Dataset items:

--

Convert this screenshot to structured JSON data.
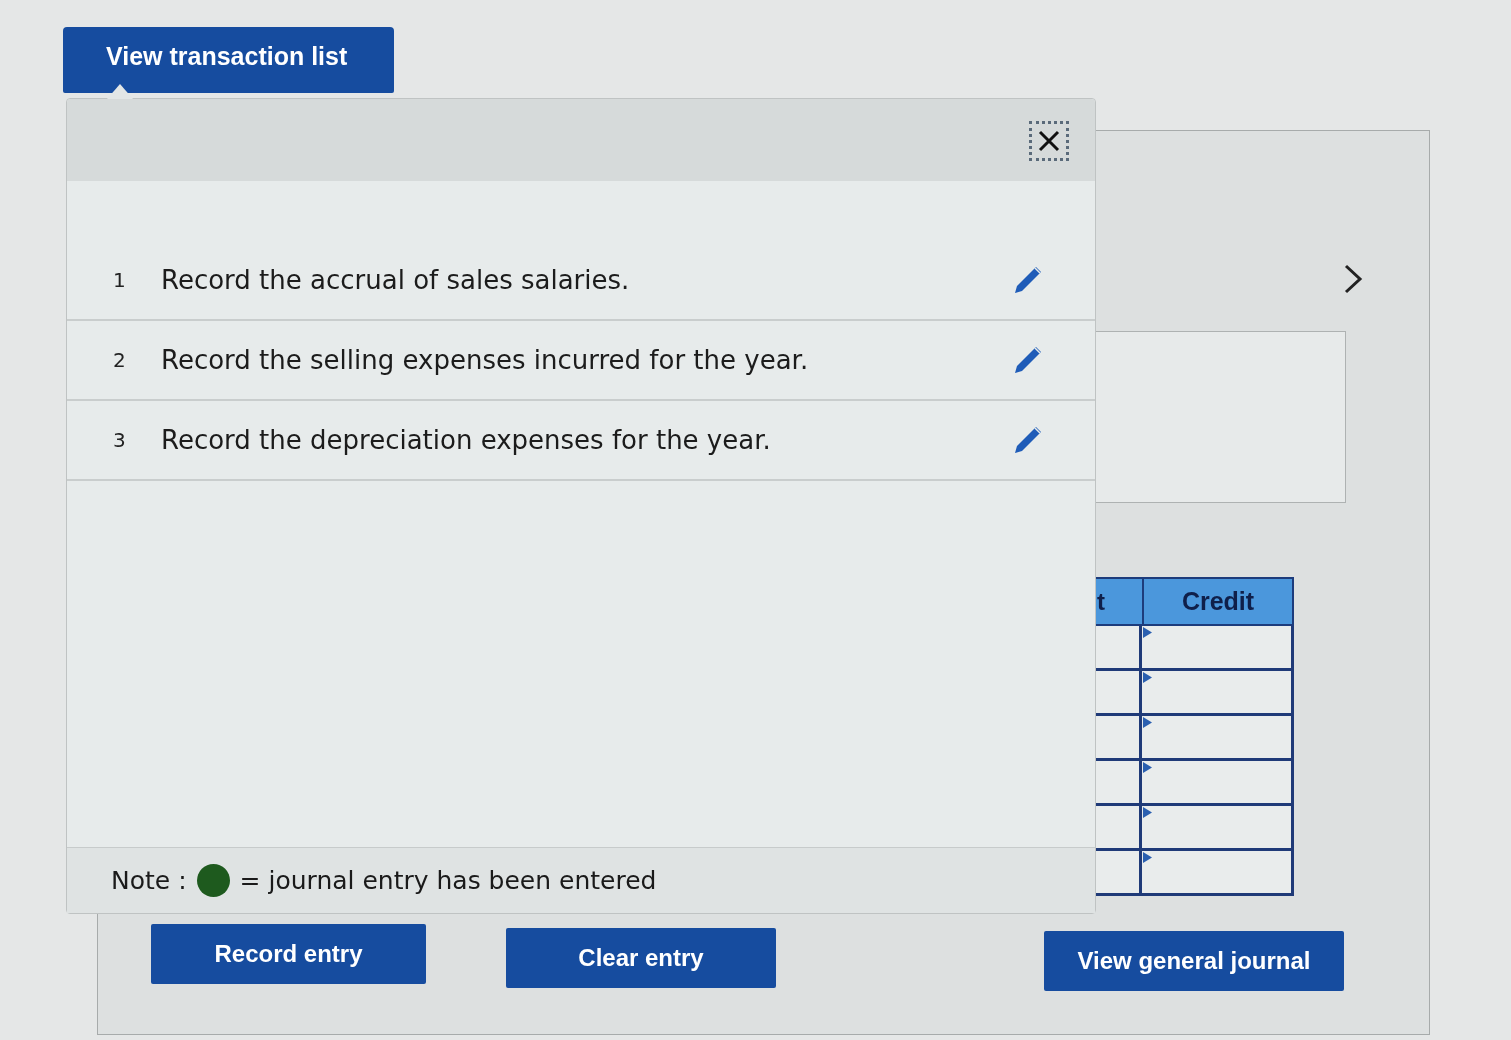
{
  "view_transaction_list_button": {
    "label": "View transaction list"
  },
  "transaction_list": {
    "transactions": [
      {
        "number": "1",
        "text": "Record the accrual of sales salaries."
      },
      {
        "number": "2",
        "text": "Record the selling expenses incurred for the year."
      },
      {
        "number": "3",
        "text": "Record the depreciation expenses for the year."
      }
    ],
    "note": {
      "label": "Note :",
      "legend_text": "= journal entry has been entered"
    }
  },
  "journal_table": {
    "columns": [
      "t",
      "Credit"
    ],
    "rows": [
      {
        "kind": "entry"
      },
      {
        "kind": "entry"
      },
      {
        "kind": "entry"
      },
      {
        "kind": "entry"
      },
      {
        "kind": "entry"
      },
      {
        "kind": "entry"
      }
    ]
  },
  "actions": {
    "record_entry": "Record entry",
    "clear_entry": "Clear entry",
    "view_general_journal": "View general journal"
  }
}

--

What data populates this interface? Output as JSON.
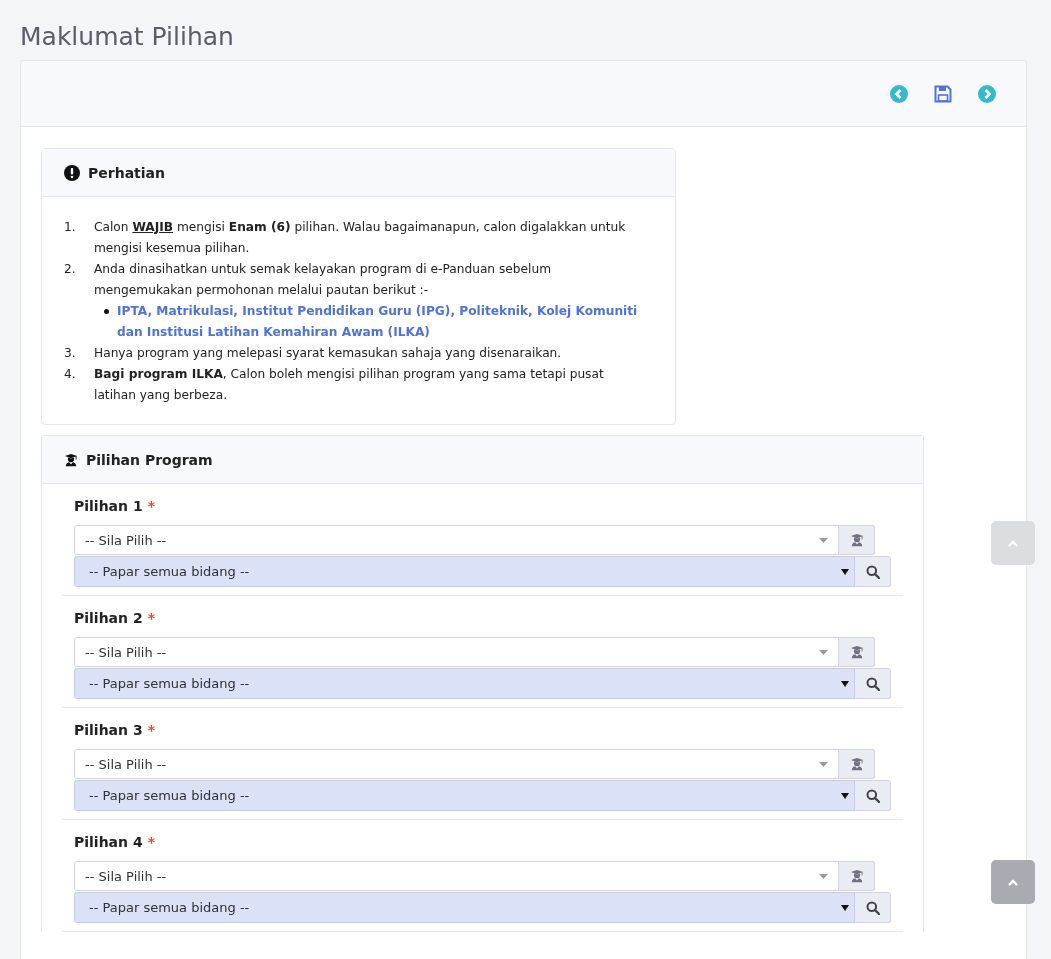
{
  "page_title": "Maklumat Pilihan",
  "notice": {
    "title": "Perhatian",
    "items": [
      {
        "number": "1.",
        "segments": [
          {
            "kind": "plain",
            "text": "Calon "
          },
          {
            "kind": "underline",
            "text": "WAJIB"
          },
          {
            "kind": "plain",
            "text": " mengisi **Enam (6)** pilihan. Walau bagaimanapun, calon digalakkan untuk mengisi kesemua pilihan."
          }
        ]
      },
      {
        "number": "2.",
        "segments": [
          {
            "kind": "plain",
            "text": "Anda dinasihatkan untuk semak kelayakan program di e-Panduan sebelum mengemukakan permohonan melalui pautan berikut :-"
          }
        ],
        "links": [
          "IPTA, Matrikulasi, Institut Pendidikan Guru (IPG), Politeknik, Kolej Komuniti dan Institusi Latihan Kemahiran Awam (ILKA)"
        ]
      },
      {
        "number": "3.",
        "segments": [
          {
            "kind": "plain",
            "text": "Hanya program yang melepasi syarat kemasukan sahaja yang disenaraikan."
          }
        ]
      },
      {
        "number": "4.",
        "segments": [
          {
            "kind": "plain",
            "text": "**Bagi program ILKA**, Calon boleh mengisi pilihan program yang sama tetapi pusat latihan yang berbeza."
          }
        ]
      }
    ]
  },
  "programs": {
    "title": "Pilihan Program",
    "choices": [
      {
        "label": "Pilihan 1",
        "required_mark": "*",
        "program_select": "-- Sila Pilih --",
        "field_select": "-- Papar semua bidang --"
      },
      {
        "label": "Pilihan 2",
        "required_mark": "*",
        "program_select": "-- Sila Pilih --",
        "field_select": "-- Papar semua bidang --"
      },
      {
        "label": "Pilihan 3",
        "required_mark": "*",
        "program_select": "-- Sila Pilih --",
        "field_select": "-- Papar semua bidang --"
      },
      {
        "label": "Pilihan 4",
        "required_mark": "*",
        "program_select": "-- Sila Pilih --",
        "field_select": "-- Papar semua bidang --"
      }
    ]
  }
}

--

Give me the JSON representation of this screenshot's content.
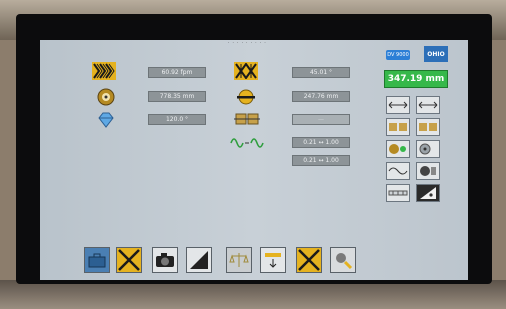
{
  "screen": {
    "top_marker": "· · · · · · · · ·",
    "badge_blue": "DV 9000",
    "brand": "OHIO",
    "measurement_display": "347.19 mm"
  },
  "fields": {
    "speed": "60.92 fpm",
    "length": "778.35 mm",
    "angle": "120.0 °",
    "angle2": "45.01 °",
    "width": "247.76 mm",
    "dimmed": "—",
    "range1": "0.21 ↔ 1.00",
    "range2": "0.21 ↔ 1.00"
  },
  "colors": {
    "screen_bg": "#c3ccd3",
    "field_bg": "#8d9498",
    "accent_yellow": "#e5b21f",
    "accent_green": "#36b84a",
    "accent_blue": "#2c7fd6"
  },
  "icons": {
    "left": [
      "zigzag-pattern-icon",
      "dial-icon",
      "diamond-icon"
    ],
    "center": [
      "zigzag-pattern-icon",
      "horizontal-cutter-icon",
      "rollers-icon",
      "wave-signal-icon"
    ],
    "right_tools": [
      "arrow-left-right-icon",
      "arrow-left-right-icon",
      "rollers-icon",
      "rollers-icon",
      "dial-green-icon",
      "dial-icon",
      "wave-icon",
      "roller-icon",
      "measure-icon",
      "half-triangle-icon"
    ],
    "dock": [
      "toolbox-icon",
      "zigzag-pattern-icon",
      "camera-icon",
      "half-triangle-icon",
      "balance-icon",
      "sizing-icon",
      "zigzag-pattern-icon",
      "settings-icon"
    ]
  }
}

--

:: EXERCISE AIM ::
Provide only the count of lines in the data above that include the string "yang".

:: THE SOLUTION ::
2